* _Exercise instructions_
Select every line holding the word "that" and copy it.

* _Record set_
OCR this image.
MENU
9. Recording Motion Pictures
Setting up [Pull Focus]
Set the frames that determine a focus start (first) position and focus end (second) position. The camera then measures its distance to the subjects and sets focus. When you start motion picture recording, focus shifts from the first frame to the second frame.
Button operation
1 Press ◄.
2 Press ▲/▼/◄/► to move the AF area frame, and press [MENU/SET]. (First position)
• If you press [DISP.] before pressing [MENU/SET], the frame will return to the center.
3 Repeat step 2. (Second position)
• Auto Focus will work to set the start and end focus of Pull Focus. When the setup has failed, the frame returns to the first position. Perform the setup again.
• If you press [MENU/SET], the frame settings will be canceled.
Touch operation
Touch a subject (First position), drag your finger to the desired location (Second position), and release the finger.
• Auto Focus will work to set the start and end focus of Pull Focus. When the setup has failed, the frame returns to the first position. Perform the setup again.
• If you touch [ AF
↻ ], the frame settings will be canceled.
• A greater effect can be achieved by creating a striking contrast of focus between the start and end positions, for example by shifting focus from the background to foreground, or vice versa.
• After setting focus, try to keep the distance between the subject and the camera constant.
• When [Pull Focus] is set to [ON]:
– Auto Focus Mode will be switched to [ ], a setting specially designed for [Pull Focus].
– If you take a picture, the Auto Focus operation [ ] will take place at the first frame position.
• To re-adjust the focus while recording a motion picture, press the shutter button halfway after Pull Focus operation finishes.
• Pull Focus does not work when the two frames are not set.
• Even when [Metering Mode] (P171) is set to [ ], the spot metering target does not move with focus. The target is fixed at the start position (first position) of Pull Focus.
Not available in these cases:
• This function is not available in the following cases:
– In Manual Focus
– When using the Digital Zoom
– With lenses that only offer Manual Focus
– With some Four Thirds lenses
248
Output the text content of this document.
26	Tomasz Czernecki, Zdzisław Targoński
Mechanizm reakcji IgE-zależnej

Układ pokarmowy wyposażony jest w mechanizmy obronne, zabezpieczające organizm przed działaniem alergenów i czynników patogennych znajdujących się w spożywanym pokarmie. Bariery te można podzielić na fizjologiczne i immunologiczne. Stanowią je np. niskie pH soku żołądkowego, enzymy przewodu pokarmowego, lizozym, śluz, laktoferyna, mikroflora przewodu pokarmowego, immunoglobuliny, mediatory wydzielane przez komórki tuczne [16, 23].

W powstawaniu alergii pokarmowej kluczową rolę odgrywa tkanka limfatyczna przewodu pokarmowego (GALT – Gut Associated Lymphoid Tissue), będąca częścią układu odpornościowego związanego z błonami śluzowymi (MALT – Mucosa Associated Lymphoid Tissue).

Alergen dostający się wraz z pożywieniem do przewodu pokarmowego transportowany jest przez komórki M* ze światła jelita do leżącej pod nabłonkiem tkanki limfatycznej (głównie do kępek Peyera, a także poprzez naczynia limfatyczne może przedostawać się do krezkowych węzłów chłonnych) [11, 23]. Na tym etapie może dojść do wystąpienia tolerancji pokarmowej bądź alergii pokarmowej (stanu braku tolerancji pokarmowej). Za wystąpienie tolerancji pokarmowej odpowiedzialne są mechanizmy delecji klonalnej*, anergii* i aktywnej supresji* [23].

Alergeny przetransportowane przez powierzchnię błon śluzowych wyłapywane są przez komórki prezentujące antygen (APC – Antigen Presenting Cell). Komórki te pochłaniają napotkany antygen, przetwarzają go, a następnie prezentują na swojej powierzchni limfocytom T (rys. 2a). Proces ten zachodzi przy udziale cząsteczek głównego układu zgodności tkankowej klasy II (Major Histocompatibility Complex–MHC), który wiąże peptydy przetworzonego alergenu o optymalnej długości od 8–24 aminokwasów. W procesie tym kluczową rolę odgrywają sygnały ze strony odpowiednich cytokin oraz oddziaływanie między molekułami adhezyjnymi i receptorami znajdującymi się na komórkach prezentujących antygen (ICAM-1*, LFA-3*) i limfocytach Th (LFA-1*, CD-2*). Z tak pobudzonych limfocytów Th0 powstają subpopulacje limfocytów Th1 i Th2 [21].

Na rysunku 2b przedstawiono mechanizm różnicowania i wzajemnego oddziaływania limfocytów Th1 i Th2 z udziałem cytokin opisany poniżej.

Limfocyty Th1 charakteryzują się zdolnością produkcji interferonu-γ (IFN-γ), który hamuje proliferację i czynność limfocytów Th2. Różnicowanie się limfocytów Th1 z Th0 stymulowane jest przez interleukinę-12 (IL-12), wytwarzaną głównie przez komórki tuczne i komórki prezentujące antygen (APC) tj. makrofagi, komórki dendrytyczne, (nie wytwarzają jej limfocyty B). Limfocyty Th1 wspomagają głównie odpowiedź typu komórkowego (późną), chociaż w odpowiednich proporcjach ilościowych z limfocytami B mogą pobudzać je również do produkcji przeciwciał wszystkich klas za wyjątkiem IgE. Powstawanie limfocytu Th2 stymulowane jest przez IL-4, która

* _Exercise response_
Set the frames that determine a focus start (first) position and focus end (second) position. The camera then measures its distance to the subjects and sets focus. When you start motion picture recording, focus shifts from the first frame to the second frame.
– With lenses that only offer Manual Focus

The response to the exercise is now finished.